SHORT TASK: Transcribe the entries exactly; images are not part of the copy.

INPUT DATA:
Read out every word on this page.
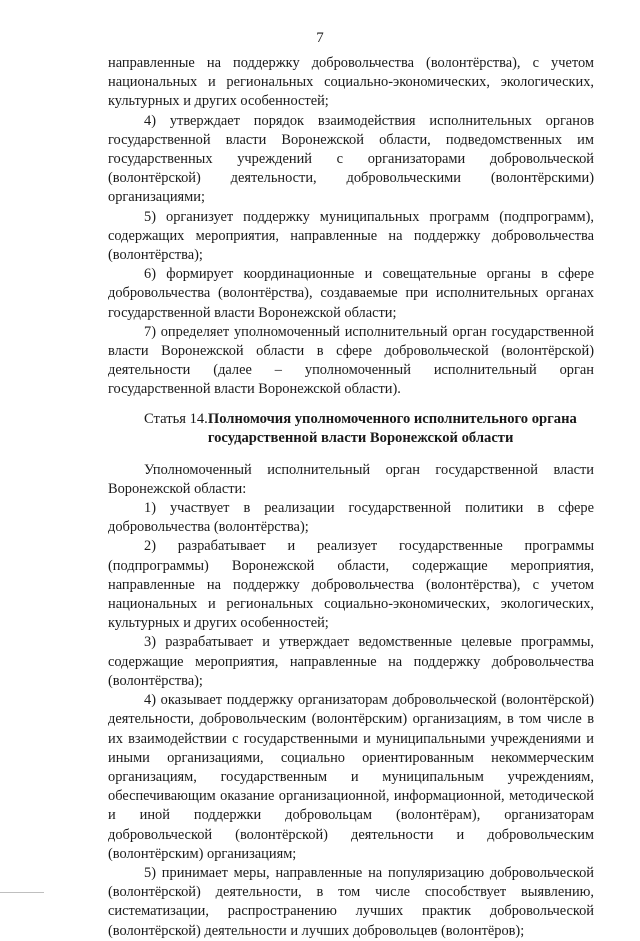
7

направленные на поддержку добровольчества (волонтёрства), с учетом национальных и региональных социально-экономических, экологических, культурных и других особенностей;

4) утверждает порядок взаимодействия исполнительных органов государственной власти Воронежской области, подведомственных им государственных учреждений с организаторами добровольческой (волонтёрской) деятельности, добровольческими (волонтёрскими) организациями;

5) организует поддержку муниципальных программ (подпрограмм), содержащих мероприятия, направленные на поддержку добровольчества (волонтёрства);

6) формирует координационные и совещательные органы в сфере добровольчества (волонтёрства), создаваемые при исполнительных органах государственной власти Воронежской области;

7) определяет уполномоченный исполнительный орган государственной власти Воронежской области в сфере добровольческой (волонтёрской) деятельности (далее – уполномоченный исполнительный орган государственной власти Воронежской области).

Статья 14. Полномочия уполномоченного исполнительного органа государственной власти Воронежской области

Уполномоченный исполнительный орган государственной власти Воронежской области:

1) участвует в реализации государственной политики в сфере добровольчества (волонтёрства);

2) разрабатывает и реализует государственные программы (подпрограммы) Воронежской области, содержащие мероприятия, направленные на поддержку добровольчества (волонтёрства), с учетом национальных и региональных социально-экономических, экологических, культурных и других особенностей;

3) разрабатывает и утверждает ведомственные целевые программы, содержащие мероприятия, направленные на поддержку добровольчества (волонтёрства);

4) оказывает поддержку организаторам добровольческой (волонтёрской) деятельности, добровольческим (волонтёрским) организациям, в том числе в их взаимодействии с государственными и муниципальными учреждениями и иными организациями, социально ориентированным некоммерческим организациям, государственным и муниципальным учреждениям, обеспечивающим оказание организационной, информационной, методической и иной поддержки добровольцам (волонтёрам), организаторам добровольческой (волонтёрской) деятельности и добровольческим (волонтёрским) организациям;

5) принимает меры, направленные на популяризацию добровольческой (волонтёрской) деятельности, в том числе способствует выявлению, систематизации, распространению лучших практик добровольческой (волонтёрской) деятельности и лучших добровольцев (волонтёров);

OUTPUT OF THE TASK:
Read out every word on this page.
7

направленные на поддержку добровольчества (волонтёрства), с учетом национальных и региональных социально-экономических, экологических, культурных и других особенностей;

4) утверждает порядок взаимодействия исполнительных органов государственной власти Воронежской области, подведомственных им государственных учреждений с организаторами добровольческой (волонтёрской) деятельности, добровольческими (волонтёрскими) организациями;

5) организует поддержку муниципальных программ (подпрограмм), содержащих мероприятия, направленные на поддержку добровольчества (волонтёрства);

6) формирует координационные и совещательные органы в сфере добровольчества (волонтёрства), создаваемые при исполнительных органах государственной власти Воронежской области;

7) определяет уполномоченный исполнительный орган государственной власти Воронежской области в сфере добровольческой (волонтёрской) деятельности (далее – уполномоченный исполнительный орган государственной власти Воронежской области).

Статья 14. Полномочия уполномоченного исполнительного органа государственной власти Воронежской области

Уполномоченный исполнительный орган государственной власти Воронежской области:

1) участвует в реализации государственной политики в сфере добровольчества (волонтёрства);

2) разрабатывает и реализует государственные программы (подпрограммы) Воронежской области, содержащие мероприятия, направленные на поддержку добровольчества (волонтёрства), с учетом национальных и региональных социально-экономических, экологических, культурных и других особенностей;

3) разрабатывает и утверждает ведомственные целевые программы, содержащие мероприятия, направленные на поддержку добровольчества (волонтёрства);

4) оказывает поддержку организаторам добровольческой (волонтёрской) деятельности, добровольческим (волонтёрским) организациям, в том числе в их взаимодействии с государственными и муниципальными учреждениями и иными организациями, социально ориентированным некоммерческим организациям, государственным и муниципальным учреждениям, обеспечивающим оказание организационной, информационной, методической и иной поддержки добровольцам (волонтёрам), организаторам добровольческой (волонтёрской) деятельности и добровольческим (волонтёрским) организациям;

5) принимает меры, направленные на популяризацию добровольческой (волонтёрской) деятельности, в том числе способствует выявлению, систематизации, распространению лучших практик добровольческой (волонтёрской) деятельности и лучших добровольцев (волонтёров);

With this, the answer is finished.